§ **Objective**
With the pictures omitted, write out the entries that follow exactly as they stand.

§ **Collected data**
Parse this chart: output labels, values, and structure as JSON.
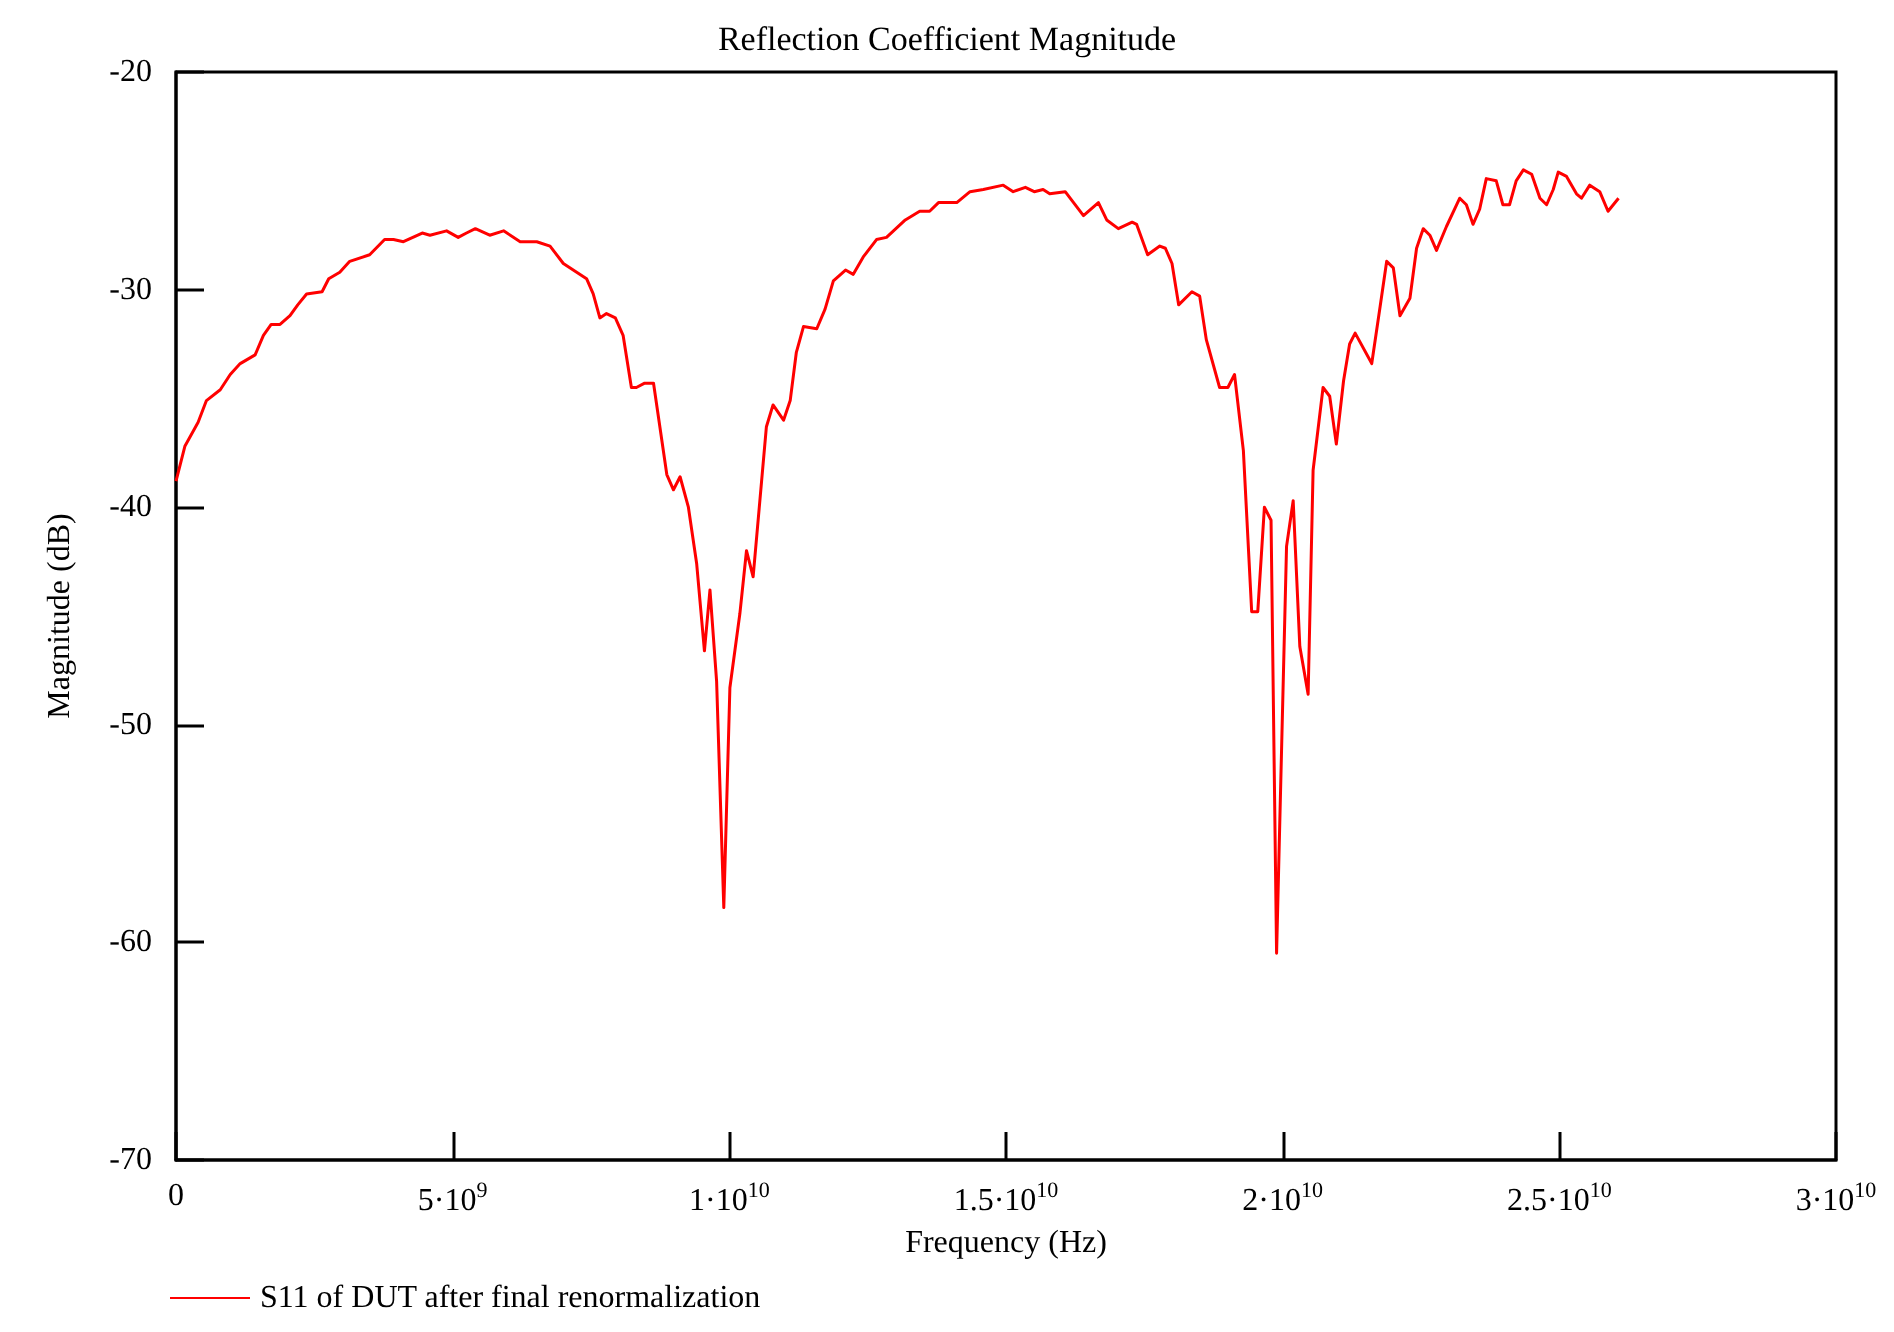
{
  "chart_data": {
    "type": "line",
    "title": "Reflection Coefficient Magnitude",
    "xlabel": "Frequency (Hz)",
    "ylabel": "Magnitude (dB)",
    "xlim": [
      0,
      30000000000.0
    ],
    "xticks": [
      0,
      {
        "value": 5000000000.0,
        "label": "5·10$^{9}$"
      },
      {
        "value": 10000000000.0,
        "label": "1·10$^{10}$"
      },
      {
        "value": 15000000000.0,
        "label": "1.5·10$^{10}$"
      },
      {
        "value": 20000000000.0,
        "label": "2·10$^{10}$"
      },
      {
        "value": 25000000000.0,
        "label": "2.5·10$^{10}$"
      },
      {
        "value": 30000000000.0,
        "label": "3·10$^{10}$"
      }
    ],
    "ylim": [
      -70,
      -20
    ],
    "yticks": [
      -70,
      -60,
      -50,
      -40,
      -30,
      -20
    ],
    "grid": false,
    "legend": "bottom left",
    "marker": "none",
    "line_style": "solid",
    "series": [
      {
        "name": "S11 of DUT after final renormalization",
        "color": "#ff0000",
        "x": [
          0,
          160000000.0,
          400000000.0,
          550000000.0,
          800000000.0,
          980000000.0,
          1160000000.0,
          1430000000.0,
          1580000000.0,
          1720000000.0,
          1880000000.0,
          2060000000.0,
          2200000000.0,
          2360000000.0,
          2640000000.0,
          2760000000.0,
          2960000000.0,
          3140000000.0,
          3500000000.0,
          3770000000.0,
          3930000000.0,
          4110000000.0,
          4450000000.0,
          4590000000.0,
          4890000000.0,
          5100000000.0,
          5250000000.0,
          5410000000.0,
          5670000000.0,
          5920000000.0,
          6220000000.0,
          6520000000.0,
          6760000000.0,
          7000000000.0,
          7420000000.0,
          7540000000.0,
          7660000000.0,
          7780000000.0,
          7940000000.0,
          8080000000.0,
          8230000000.0,
          8320000000.0,
          8470000000.0,
          8630000000.0,
          8870000000.0,
          8990000000.0,
          9110000000.0,
          9260000000.0,
          9410000000.0,
          9550000000.0,
          9650000000.0,
          9770000000.0,
          9900000000.0,
          10010000000.0,
          10190000000.0,
          10310000000.0,
          10430000000.0,
          10670000000.0,
          10790000000.0,
          10980000000.0,
          11100000000.0,
          11210000000.0,
          11340000000.0,
          11580000000.0,
          11730000000.0,
          11880000000.0,
          12100000000.0,
          12240000000.0,
          12420000000.0,
          12660000000.0,
          12840000000.0,
          13180000000.0,
          13440000000.0,
          13620000000.0,
          13780000000.0,
          14110000000.0,
          14350000000.0,
          14590000000.0,
          14950000000.0,
          15130000000.0,
          15350000000.0,
          15510000000.0,
          15670000000.0,
          15790000000.0,
          16070000000.0,
          16400000000.0,
          16670000000.0,
          16820000000.0,
          17030000000.0,
          17280000000.0,
          17360000000.0,
          17560000000.0,
          17780000000.0,
          17880000000.0,
          18000000000.0,
          18120000000.0,
          18360000000.0,
          18500000000.0,
          18620000000.0,
          18860000000.0,
          19010000000.0,
          19130000000.0,
          19290000000.0,
          19440000000.0,
          19550000000.0,
          19670000000.0,
          19790000000.0,
          19890000000.0,
          20070000000.0,
          20190000000.0,
          20310000000.0,
          20460000000.0,
          20550000000.0,
          20730000000.0,
          20850000000.0,
          20970000000.0,
          21100000000.0,
          21210000000.0,
          21310000000.0,
          21610000000.0,
          21760000000.0,
          21880000000.0,
          22000000000.0,
          22120000000.0,
          22300000000.0,
          22420000000.0,
          22540000000.0,
          22660000000.0,
          22780000000.0,
          22960000000.0,
          23200000000.0,
          23320000000.0,
          23440000000.0,
          23560000000.0,
          23680000000.0,
          23860000000.0,
          23980000000.0,
          24100000000.0,
          24220000000.0,
          24350000000.0,
          24500000000.0,
          24650000000.0,
          24770000000.0,
          24890000000.0,
          24980000000.0,
          25130000000.0,
          25310000000.0,
          25400000000.0,
          25550000000.0,
          25730000000.0,
          25880000000.0,
          26070000000.0
        ],
        "values": [
          -38.8,
          -37.2,
          -36.1,
          -35.1,
          -34.6,
          -33.9,
          -33.4,
          -33.0,
          -32.1,
          -31.6,
          -31.6,
          -31.2,
          -30.7,
          -30.2,
          -30.1,
          -29.5,
          -29.2,
          -28.7,
          -28.4,
          -27.7,
          -27.7,
          -27.8,
          -27.4,
          -27.5,
          -27.3,
          -27.6,
          -27.4,
          -27.2,
          -27.5,
          -27.3,
          -27.8,
          -27.8,
          -28.0,
          -28.8,
          -29.5,
          -30.2,
          -31.3,
          -31.1,
          -31.3,
          -32.1,
          -34.5,
          -34.5,
          -34.3,
          -34.3,
          -38.5,
          -39.2,
          -38.6,
          -40.0,
          -42.6,
          -46.6,
          -43.8,
          -48.0,
          -58.4,
          -48.3,
          -44.9,
          -42.0,
          -43.2,
          -36.3,
          -35.3,
          -36.0,
          -35.1,
          -32.9,
          -31.7,
          -31.8,
          -30.9,
          -29.6,
          -29.1,
          -29.3,
          -28.5,
          -27.7,
          -27.6,
          -26.8,
          -26.4,
          -26.4,
          -26.0,
          -26.0,
          -25.5,
          -25.4,
          -25.2,
          -25.5,
          -25.3,
          -25.5,
          -25.4,
          -25.6,
          -25.5,
          -26.6,
          -26.0,
          -26.8,
          -27.2,
          -26.9,
          -27.0,
          -28.4,
          -28.0,
          -28.1,
          -28.8,
          -30.7,
          -30.1,
          -30.3,
          -32.3,
          -34.5,
          -34.5,
          -33.9,
          -37.4,
          -44.8,
          -44.8,
          -40.0,
          -40.6,
          -60.5,
          -41.8,
          -39.7,
          -46.4,
          -48.6,
          -38.3,
          -34.5,
          -34.9,
          -37.1,
          -34.2,
          -32.5,
          -32.0,
          -33.4,
          -30.8,
          -28.7,
          -29.0,
          -31.2,
          -30.4,
          -28.1,
          -27.2,
          -27.5,
          -28.2,
          -27.1,
          -25.8,
          -26.1,
          -27.0,
          -26.3,
          -24.9,
          -25.0,
          -26.1,
          -26.1,
          -25.0,
          -24.5,
          -24.7,
          -25.8,
          -26.1,
          -25.4,
          -24.6,
          -24.8,
          -25.6,
          -25.8,
          -25.2,
          -25.5,
          -26.4,
          -25.8
        ]
      }
    ]
  }
}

§ **Response below**
Parse this chart: output labels, values, and structure as JSON.
{
  "chart_data": {
    "type": "line",
    "title": "Reflection Coefficient Magnitude",
    "xlabel": "Frequency (Hz)",
    "ylabel": "Magnitude (dB)",
    "xlim": [
      0,
      30000000000.0
    ],
    "xticks": [
      0,
      {
        "value": 5000000000.0,
        "label": "5·10$^{9}$"
      },
      {
        "value": 10000000000.0,
        "label": "1·10$^{10}$"
      },
      {
        "value": 15000000000.0,
        "label": "1.5·10$^{10}$"
      },
      {
        "value": 20000000000.0,
        "label": "2·10$^{10}$"
      },
      {
        "value": 25000000000.0,
        "label": "2.5·10$^{10}$"
      },
      {
        "value": 30000000000.0,
        "label": "3·10$^{10}$"
      }
    ],
    "ylim": [
      -70,
      -20
    ],
    "yticks": [
      -70,
      -60,
      -50,
      -40,
      -30,
      -20
    ],
    "grid": false,
    "legend": "bottom left",
    "marker": "none",
    "line_style": "solid",
    "series": [
      {
        "name": "S11 of DUT after final renormalization",
        "color": "#ff0000",
        "x": [
          0,
          160000000.0,
          400000000.0,
          550000000.0,
          800000000.0,
          980000000.0,
          1160000000.0,
          1430000000.0,
          1580000000.0,
          1720000000.0,
          1880000000.0,
          2060000000.0,
          2200000000.0,
          2360000000.0,
          2640000000.0,
          2760000000.0,
          2960000000.0,
          3140000000.0,
          3500000000.0,
          3770000000.0,
          3930000000.0,
          4110000000.0,
          4450000000.0,
          4590000000.0,
          4890000000.0,
          5100000000.0,
          5250000000.0,
          5410000000.0,
          5670000000.0,
          5920000000.0,
          6220000000.0,
          6520000000.0,
          6760000000.0,
          7000000000.0,
          7420000000.0,
          7540000000.0,
          7660000000.0,
          7780000000.0,
          7940000000.0,
          8080000000.0,
          8230000000.0,
          8320000000.0,
          8470000000.0,
          8630000000.0,
          8870000000.0,
          8990000000.0,
          9110000000.0,
          9260000000.0,
          9410000000.0,
          9550000000.0,
          9650000000.0,
          9770000000.0,
          9900000000.0,
          10010000000.0,
          10190000000.0,
          10310000000.0,
          10430000000.0,
          10670000000.0,
          10790000000.0,
          10980000000.0,
          11100000000.0,
          11210000000.0,
          11340000000.0,
          11580000000.0,
          11730000000.0,
          11880000000.0,
          12100000000.0,
          12240000000.0,
          12420000000.0,
          12660000000.0,
          12840000000.0,
          13180000000.0,
          13440000000.0,
          13620000000.0,
          13780000000.0,
          14110000000.0,
          14350000000.0,
          14590000000.0,
          14950000000.0,
          15130000000.0,
          15350000000.0,
          15510000000.0,
          15670000000.0,
          15790000000.0,
          16070000000.0,
          16400000000.0,
          16670000000.0,
          16820000000.0,
          17030000000.0,
          17280000000.0,
          17360000000.0,
          17560000000.0,
          17780000000.0,
          17880000000.0,
          18000000000.0,
          18120000000.0,
          18360000000.0,
          18500000000.0,
          18620000000.0,
          18860000000.0,
          19010000000.0,
          19130000000.0,
          19290000000.0,
          19440000000.0,
          19550000000.0,
          19670000000.0,
          19790000000.0,
          19890000000.0,
          20070000000.0,
          20190000000.0,
          20310000000.0,
          20460000000.0,
          20550000000.0,
          20730000000.0,
          20850000000.0,
          20970000000.0,
          21100000000.0,
          21210000000.0,
          21310000000.0,
          21610000000.0,
          21760000000.0,
          21880000000.0,
          22000000000.0,
          22120000000.0,
          22300000000.0,
          22420000000.0,
          22540000000.0,
          22660000000.0,
          22780000000.0,
          22960000000.0,
          23200000000.0,
          23320000000.0,
          23440000000.0,
          23560000000.0,
          23680000000.0,
          23860000000.0,
          23980000000.0,
          24100000000.0,
          24220000000.0,
          24350000000.0,
          24500000000.0,
          24650000000.0,
          24770000000.0,
          24890000000.0,
          24980000000.0,
          25130000000.0,
          25310000000.0,
          25400000000.0,
          25550000000.0,
          25730000000.0,
          25880000000.0,
          26070000000.0
        ],
        "values": [
          -38.8,
          -37.2,
          -36.1,
          -35.1,
          -34.6,
          -33.9,
          -33.4,
          -33.0,
          -32.1,
          -31.6,
          -31.6,
          -31.2,
          -30.7,
          -30.2,
          -30.1,
          -29.5,
          -29.2,
          -28.7,
          -28.4,
          -27.7,
          -27.7,
          -27.8,
          -27.4,
          -27.5,
          -27.3,
          -27.6,
          -27.4,
          -27.2,
          -27.5,
          -27.3,
          -27.8,
          -27.8,
          -28.0,
          -28.8,
          -29.5,
          -30.2,
          -31.3,
          -31.1,
          -31.3,
          -32.1,
          -34.5,
          -34.5,
          -34.3,
          -34.3,
          -38.5,
          -39.2,
          -38.6,
          -40.0,
          -42.6,
          -46.6,
          -43.8,
          -48.0,
          -58.4,
          -48.3,
          -44.9,
          -42.0,
          -43.2,
          -36.3,
          -35.3,
          -36.0,
          -35.1,
          -32.9,
          -31.7,
          -31.8,
          -30.9,
          -29.6,
          -29.1,
          -29.3,
          -28.5,
          -27.7,
          -27.6,
          -26.8,
          -26.4,
          -26.4,
          -26.0,
          -26.0,
          -25.5,
          -25.4,
          -25.2,
          -25.5,
          -25.3,
          -25.5,
          -25.4,
          -25.6,
          -25.5,
          -26.6,
          -26.0,
          -26.8,
          -27.2,
          -26.9,
          -27.0,
          -28.4,
          -28.0,
          -28.1,
          -28.8,
          -30.7,
          -30.1,
          -30.3,
          -32.3,
          -34.5,
          -34.5,
          -33.9,
          -37.4,
          -44.8,
          -44.8,
          -40.0,
          -40.6,
          -60.5,
          -41.8,
          -39.7,
          -46.4,
          -48.6,
          -38.3,
          -34.5,
          -34.9,
          -37.1,
          -34.2,
          -32.5,
          -32.0,
          -33.4,
          -30.8,
          -28.7,
          -29.0,
          -31.2,
          -30.4,
          -28.1,
          -27.2,
          -27.5,
          -28.2,
          -27.1,
          -25.8,
          -26.1,
          -27.0,
          -26.3,
          -24.9,
          -25.0,
          -26.1,
          -26.1,
          -25.0,
          -24.5,
          -24.7,
          -25.8,
          -26.1,
          -25.4,
          -24.6,
          -24.8,
          -25.6,
          -25.8,
          -25.2,
          -25.5,
          -26.4,
          -25.8
        ]
      }
    ]
  }
}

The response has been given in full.